> Source data

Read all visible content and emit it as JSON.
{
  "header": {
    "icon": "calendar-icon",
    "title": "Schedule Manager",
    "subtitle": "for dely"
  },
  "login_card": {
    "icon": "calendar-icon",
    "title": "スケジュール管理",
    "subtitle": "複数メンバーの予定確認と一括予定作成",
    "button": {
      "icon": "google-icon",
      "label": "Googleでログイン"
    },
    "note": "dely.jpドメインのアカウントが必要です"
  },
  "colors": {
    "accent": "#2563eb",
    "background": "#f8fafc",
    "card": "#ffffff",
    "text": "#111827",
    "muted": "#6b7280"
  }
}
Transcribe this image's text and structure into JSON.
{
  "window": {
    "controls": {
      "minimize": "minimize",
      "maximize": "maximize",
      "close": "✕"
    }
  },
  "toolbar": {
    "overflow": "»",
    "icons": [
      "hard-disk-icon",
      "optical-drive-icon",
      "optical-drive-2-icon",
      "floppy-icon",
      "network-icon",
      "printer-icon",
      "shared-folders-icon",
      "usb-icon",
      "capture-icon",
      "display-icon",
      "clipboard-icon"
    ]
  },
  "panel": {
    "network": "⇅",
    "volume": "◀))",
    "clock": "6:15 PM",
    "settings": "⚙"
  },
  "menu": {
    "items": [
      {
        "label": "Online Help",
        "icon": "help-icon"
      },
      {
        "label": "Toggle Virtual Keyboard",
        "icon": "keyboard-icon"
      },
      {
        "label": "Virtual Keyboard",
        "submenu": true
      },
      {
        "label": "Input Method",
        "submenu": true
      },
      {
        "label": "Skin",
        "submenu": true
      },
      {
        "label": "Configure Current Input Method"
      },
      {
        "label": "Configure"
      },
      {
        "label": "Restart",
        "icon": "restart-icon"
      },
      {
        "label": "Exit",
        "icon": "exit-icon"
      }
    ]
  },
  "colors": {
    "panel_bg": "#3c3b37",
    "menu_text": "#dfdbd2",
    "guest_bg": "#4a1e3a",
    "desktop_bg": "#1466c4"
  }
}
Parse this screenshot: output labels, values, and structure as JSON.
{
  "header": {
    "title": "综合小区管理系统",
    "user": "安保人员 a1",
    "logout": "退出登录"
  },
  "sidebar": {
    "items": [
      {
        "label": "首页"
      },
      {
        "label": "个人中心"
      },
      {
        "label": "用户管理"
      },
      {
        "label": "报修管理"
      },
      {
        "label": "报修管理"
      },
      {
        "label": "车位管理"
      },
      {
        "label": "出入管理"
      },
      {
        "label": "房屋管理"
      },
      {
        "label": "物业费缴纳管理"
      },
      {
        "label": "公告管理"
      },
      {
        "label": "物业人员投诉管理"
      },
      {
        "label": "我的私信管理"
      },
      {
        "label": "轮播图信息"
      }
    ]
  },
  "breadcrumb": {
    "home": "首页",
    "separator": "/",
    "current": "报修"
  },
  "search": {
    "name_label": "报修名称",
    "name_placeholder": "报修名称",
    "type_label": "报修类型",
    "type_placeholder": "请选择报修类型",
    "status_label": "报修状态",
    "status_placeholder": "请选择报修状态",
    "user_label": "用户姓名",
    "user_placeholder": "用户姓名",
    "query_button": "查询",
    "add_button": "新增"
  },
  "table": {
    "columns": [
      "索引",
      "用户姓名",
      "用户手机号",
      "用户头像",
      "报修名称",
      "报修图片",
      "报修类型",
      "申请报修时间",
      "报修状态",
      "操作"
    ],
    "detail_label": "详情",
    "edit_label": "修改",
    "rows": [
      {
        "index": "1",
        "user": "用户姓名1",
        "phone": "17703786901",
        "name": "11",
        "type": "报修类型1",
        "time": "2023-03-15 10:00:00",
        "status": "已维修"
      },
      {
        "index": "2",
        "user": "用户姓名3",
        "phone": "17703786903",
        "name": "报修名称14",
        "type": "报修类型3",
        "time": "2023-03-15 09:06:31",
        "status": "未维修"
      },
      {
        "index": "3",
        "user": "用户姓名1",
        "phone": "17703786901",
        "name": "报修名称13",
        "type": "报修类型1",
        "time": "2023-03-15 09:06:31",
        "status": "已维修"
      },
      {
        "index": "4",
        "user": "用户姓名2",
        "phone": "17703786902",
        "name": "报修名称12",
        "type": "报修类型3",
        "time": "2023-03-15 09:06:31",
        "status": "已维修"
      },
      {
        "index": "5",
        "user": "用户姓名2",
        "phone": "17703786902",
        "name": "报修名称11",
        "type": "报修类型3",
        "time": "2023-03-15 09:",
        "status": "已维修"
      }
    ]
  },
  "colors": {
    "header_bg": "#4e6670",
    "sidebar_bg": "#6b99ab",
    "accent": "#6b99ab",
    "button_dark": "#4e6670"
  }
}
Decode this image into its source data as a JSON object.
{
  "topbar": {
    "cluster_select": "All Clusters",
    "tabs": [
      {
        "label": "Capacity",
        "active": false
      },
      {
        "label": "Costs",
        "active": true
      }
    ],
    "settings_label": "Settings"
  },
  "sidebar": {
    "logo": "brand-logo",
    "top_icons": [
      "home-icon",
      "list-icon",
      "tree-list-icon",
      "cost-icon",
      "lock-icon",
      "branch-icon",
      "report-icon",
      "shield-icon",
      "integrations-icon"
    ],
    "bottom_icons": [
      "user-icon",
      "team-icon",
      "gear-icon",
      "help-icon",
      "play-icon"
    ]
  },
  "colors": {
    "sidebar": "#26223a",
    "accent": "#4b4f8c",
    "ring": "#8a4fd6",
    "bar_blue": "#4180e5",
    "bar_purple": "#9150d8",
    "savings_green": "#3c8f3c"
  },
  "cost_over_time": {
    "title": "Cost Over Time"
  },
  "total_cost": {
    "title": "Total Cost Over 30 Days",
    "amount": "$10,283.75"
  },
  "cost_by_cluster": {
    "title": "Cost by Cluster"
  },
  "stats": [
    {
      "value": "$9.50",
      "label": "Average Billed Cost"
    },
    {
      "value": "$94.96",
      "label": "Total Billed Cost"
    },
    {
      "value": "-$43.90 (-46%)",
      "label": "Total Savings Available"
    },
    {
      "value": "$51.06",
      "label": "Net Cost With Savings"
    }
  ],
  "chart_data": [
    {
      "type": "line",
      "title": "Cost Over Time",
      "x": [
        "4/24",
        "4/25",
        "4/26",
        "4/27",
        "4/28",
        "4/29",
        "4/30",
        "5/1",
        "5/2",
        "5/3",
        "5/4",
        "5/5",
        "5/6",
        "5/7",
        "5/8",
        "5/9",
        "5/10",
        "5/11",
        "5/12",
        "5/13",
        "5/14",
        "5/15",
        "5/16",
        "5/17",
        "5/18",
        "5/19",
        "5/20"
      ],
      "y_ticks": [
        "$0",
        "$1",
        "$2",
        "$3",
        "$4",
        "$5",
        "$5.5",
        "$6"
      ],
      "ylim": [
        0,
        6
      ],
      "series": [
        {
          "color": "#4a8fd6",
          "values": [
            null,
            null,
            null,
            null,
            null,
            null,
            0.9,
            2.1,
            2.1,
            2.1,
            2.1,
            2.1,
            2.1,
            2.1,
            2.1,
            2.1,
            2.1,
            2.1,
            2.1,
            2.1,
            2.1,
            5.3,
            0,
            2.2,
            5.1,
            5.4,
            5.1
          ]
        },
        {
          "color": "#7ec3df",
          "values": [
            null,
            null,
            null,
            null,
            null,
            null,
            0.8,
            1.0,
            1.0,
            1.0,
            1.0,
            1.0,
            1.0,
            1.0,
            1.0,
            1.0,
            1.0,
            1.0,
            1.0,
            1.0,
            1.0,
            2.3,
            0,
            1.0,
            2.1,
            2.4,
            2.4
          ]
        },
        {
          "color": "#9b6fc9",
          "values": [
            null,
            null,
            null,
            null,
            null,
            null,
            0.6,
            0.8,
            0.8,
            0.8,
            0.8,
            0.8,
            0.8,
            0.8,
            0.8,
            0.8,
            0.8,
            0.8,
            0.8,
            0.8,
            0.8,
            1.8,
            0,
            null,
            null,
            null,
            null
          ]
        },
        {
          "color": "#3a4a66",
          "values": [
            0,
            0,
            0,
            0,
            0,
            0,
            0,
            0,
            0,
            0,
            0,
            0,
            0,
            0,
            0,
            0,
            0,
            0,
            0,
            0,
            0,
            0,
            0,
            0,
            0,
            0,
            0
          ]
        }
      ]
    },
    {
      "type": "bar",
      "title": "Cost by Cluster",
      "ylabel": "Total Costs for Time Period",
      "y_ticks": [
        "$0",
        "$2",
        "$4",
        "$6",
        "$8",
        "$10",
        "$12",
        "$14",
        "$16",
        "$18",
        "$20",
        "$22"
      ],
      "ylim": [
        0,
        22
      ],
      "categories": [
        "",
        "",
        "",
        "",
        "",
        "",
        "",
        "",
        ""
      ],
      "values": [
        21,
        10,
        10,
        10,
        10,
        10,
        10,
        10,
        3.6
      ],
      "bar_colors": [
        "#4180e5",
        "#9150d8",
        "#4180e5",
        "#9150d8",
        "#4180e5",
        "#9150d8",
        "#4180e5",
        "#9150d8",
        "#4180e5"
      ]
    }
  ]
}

> REQUIREMENTS
What is the number of lines above that contain "optical"? Answer with that number only.

> RESPONSE TO THIS TASK
2